» Prompt 1
In the Spark unit-test post, what log level does the fixture set on the Spark context?

» Extracted text
━━━

1

I'm new in apache spark and python and I try to launch my unit test in local spark instance. My test looks like this:

@pytest.fixture(scope='session')
def spark():
    spark = SparkSession.builder \
        .master("local[1]") \
        .appName("app_name") \
        .getOrCreate()
    spark.sparkContext.setLogLevel("info")

    return spark


def test1():
# other tests here

But I get error on 3rd line

java.lang.IllegalArgumentException: Too large frame: 5785721462170058744
    at org.sparkproject.guava.base.Preconditions.checkArgument(Preconditions.java:119)
    at org.apache.spark.network.util.TransportFrameDecoder.decodeNext(TransportFrameDecoder.java:148)
    at org.apache.spark.network.util.TransportFrameDecoder.channelRead(TransportFrameDecoder.java:98)
    at io.netty.channel.AbstractChannelHandlerContext.invokeChannelRead(AbstractChannelHandlerContext.java:379)

━━━

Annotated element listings
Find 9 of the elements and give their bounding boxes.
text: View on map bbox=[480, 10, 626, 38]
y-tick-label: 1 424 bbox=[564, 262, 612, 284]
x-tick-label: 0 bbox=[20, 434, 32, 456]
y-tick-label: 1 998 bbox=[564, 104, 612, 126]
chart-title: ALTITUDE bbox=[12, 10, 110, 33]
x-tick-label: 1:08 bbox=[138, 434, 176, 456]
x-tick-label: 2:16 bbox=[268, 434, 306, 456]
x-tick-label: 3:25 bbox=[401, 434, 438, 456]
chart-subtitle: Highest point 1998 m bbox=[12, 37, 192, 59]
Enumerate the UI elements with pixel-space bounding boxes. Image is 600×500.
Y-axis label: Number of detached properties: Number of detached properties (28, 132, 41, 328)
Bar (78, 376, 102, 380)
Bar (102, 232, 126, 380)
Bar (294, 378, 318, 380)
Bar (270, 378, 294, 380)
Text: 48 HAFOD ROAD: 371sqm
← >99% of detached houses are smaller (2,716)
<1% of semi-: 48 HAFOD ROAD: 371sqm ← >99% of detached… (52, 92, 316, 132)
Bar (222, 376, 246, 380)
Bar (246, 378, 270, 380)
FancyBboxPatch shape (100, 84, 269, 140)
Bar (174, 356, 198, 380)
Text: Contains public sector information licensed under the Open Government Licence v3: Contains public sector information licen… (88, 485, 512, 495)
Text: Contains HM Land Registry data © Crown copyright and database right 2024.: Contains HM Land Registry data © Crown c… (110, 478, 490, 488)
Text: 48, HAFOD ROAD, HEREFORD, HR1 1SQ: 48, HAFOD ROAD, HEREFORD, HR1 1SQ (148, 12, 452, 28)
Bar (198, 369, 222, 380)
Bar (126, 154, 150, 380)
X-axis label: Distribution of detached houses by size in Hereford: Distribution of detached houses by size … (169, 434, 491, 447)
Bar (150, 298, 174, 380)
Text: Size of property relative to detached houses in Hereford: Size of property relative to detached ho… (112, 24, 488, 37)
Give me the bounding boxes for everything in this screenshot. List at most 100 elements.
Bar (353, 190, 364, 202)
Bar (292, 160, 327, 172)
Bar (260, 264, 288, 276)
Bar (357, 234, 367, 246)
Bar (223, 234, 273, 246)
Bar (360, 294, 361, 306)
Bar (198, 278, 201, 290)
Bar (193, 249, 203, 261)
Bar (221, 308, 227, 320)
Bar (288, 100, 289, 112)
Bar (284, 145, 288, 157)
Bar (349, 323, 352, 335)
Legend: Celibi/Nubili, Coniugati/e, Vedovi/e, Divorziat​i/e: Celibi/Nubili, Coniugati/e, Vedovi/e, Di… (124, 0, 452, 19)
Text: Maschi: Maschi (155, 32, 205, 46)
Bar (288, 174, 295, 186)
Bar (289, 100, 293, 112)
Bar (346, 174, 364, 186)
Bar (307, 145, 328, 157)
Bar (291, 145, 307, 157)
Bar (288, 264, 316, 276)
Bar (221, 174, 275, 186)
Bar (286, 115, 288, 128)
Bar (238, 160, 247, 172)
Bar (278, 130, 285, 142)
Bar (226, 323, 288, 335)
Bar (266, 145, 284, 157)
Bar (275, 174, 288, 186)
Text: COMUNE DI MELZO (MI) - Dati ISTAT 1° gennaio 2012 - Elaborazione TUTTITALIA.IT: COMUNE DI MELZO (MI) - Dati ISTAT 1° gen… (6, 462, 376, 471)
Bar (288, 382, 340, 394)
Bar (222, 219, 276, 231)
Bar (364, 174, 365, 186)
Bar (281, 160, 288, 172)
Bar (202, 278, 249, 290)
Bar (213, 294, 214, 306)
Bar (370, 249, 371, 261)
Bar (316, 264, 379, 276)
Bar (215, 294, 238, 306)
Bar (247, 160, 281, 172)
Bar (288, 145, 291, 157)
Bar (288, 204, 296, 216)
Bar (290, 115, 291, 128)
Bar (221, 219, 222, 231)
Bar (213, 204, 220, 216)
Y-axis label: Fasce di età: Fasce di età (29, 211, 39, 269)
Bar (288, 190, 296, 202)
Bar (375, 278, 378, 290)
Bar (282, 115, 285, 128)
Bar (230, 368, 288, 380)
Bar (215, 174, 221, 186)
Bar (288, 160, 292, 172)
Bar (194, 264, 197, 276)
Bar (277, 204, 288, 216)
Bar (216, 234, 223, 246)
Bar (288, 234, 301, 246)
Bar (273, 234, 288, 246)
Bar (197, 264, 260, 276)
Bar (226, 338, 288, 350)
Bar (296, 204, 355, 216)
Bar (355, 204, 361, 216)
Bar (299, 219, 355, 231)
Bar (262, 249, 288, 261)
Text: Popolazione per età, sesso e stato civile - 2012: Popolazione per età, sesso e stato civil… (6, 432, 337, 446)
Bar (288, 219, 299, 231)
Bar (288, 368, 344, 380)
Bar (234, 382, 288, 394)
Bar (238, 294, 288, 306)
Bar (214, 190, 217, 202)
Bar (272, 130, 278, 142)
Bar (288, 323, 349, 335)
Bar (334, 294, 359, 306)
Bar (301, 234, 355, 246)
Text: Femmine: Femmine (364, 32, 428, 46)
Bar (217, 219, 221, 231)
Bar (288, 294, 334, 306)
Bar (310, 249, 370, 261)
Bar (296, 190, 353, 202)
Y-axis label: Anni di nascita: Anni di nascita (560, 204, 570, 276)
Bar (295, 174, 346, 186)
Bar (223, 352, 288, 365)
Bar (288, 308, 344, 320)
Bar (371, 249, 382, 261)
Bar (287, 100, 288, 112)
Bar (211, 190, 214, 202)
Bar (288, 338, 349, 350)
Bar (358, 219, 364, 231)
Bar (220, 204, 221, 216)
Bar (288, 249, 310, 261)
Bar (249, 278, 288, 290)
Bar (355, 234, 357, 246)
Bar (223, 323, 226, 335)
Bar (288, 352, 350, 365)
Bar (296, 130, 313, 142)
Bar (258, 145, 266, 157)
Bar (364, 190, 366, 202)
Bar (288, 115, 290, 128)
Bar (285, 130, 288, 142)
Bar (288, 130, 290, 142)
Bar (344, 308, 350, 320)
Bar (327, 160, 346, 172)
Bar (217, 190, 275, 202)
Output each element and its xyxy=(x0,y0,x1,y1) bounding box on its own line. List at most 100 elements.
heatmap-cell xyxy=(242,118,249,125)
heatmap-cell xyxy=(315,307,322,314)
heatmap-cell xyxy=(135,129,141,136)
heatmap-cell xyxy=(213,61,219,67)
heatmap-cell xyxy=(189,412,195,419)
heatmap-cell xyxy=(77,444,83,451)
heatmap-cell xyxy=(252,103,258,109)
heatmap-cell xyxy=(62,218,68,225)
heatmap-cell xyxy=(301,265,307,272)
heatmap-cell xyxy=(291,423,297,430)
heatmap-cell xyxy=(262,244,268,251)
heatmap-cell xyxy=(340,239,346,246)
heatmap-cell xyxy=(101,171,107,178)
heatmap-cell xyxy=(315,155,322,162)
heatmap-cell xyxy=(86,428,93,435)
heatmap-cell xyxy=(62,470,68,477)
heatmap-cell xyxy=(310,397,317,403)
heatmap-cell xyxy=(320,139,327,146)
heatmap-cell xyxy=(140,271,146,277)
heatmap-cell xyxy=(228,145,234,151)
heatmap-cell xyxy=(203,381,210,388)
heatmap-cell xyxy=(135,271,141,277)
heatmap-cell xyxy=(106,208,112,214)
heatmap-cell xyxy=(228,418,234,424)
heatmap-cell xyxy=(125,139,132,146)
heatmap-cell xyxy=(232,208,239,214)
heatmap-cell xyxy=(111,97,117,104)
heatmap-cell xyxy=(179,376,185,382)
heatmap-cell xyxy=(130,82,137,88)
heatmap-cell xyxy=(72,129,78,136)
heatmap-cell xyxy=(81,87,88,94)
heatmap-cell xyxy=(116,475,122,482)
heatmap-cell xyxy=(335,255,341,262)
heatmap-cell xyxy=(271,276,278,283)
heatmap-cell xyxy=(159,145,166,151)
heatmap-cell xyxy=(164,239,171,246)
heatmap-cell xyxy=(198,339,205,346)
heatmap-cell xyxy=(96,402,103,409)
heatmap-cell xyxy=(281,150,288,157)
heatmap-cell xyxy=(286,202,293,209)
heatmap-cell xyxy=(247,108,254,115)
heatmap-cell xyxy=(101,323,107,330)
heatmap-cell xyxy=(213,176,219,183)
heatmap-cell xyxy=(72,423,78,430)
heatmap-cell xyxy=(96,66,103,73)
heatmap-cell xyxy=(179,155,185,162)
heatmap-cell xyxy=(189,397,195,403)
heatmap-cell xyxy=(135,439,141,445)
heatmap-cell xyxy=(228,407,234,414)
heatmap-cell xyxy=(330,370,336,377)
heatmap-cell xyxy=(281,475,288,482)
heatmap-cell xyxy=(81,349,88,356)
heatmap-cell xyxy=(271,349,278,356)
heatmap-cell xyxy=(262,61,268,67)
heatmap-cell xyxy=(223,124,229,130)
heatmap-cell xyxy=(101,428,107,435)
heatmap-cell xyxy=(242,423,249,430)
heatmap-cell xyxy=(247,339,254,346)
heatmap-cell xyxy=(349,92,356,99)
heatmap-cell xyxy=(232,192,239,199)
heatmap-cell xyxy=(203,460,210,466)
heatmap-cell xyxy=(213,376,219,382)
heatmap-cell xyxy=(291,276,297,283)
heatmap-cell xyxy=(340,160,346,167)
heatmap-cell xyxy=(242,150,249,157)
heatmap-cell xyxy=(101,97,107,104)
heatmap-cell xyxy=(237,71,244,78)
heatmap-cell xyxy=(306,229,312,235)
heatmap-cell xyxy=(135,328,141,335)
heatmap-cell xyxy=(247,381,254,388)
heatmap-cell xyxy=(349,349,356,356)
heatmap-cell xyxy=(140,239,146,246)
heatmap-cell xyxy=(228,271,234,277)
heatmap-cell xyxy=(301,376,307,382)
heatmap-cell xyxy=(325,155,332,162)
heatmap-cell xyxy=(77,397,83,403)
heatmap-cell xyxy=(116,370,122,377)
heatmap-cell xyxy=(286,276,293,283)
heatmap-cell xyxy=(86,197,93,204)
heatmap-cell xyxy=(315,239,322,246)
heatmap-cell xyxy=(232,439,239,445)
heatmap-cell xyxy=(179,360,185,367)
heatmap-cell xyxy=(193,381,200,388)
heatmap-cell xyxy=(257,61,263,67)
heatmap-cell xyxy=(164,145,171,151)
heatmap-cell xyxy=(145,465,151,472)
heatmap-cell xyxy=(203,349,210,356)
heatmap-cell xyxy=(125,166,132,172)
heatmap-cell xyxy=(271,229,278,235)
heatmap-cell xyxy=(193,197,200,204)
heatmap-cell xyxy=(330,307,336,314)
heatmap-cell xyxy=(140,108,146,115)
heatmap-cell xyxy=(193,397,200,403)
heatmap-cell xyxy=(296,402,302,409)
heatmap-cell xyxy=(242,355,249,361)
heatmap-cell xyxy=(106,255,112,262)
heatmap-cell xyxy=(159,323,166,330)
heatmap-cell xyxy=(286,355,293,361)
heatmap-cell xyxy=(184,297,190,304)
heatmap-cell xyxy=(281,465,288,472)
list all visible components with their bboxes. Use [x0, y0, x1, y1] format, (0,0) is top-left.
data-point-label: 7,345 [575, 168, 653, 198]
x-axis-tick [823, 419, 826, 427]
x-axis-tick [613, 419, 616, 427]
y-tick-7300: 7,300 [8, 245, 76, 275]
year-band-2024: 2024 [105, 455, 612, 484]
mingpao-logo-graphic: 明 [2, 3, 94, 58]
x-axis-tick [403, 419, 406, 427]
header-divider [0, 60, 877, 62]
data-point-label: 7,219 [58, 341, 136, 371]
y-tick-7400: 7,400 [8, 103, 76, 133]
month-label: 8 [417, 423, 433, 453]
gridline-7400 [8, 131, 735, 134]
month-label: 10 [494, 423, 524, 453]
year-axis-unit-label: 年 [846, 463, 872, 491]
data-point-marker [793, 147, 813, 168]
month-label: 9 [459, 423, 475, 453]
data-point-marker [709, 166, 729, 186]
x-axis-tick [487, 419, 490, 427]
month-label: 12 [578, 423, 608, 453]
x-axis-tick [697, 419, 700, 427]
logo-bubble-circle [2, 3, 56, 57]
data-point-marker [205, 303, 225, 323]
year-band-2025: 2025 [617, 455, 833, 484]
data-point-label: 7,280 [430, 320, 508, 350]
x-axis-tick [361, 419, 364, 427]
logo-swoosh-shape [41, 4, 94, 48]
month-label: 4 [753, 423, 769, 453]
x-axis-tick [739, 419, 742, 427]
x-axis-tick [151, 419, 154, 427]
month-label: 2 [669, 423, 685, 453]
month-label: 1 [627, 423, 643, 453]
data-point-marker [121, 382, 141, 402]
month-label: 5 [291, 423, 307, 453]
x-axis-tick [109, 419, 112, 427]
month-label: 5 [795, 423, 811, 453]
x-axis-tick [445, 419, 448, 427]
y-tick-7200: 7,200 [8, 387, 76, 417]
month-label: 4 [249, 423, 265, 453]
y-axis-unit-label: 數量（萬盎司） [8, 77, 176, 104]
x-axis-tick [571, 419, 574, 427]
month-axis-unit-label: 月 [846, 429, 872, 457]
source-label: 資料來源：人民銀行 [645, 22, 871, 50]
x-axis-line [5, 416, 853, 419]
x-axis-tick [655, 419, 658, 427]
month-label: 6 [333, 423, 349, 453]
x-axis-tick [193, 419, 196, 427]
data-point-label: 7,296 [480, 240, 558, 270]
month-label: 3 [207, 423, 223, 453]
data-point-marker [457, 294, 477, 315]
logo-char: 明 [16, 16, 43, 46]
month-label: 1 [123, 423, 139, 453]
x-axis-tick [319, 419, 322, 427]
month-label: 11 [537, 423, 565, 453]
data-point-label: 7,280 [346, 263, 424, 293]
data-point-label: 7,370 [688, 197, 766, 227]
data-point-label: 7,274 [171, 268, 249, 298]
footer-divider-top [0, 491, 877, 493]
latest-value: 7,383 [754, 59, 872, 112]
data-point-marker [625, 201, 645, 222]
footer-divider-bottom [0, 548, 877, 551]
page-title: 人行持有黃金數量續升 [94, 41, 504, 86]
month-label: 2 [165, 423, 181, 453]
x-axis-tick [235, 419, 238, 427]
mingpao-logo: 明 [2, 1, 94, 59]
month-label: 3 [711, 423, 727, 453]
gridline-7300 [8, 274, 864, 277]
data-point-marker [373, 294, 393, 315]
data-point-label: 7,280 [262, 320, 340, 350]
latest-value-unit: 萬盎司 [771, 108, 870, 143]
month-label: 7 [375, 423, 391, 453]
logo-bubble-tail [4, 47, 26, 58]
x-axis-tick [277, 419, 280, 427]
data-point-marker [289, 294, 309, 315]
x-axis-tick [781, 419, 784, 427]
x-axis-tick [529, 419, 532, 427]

━━━

» Prompt 2
Reproduce everything in the listing from its first line down to the line containing "Bar (126, 154, 150, 380)", including both of those lines.

» Worked answer 1
info

» Worked answer 2
Find 9 of the elements and give their bounding boxes.
text: View on map bbox=[480, 10, 626, 38]
y-tick-label: 1 424 bbox=[564, 262, 612, 284]
x-tick-label: 0 bbox=[20, 434, 32, 456]
y-tick-label: 1 998 bbox=[564, 104, 612, 126]
chart-title: ALTITUDE bbox=[12, 10, 110, 33]
x-tick-label: 1:08 bbox=[138, 434, 176, 456]
x-tick-label: 2:16 bbox=[268, 434, 306, 456]
x-tick-label: 3:25 bbox=[401, 434, 438, 456]
chart-subtitle: Highest point 1998 m bbox=[12, 37, 192, 59]
Enumerate the UI elements with pixel-space bounding boxes. Image is 600×500.
Y-axis label: Number of detached properties: Number of detached properties (28, 132, 41, 328)
Bar (78, 376, 102, 380)
Bar (102, 232, 126, 380)
Bar (294, 378, 318, 380)
Bar (270, 378, 294, 380)
Text: 48 HAFOD ROAD: 371sqm
← >99% of detached houses are smaller (2,716)
<1% of semi-: 48 HAFOD ROAD: 371sqm ← >99% of detached… (52, 92, 316, 132)
Bar (222, 376, 246, 380)
Bar (246, 378, 270, 380)
FancyBboxPatch shape (100, 84, 269, 140)
Bar (174, 356, 198, 380)
Text: Contains public sector information licensed under the Open Government Licence v3: Contains public sector information licen… (88, 485, 512, 495)
Text: Contains HM Land Registry data © Crown copyright and database right 2024.: Contains HM Land Registry data © Crown c… (110, 478, 490, 488)
Text: 48, HAFOD ROAD, HEREFORD, HR1 1SQ: 48, HAFOD ROAD, HEREFORD, HR1 1SQ (148, 12, 452, 28)
Bar (198, 369, 222, 380)
Bar (126, 154, 150, 380)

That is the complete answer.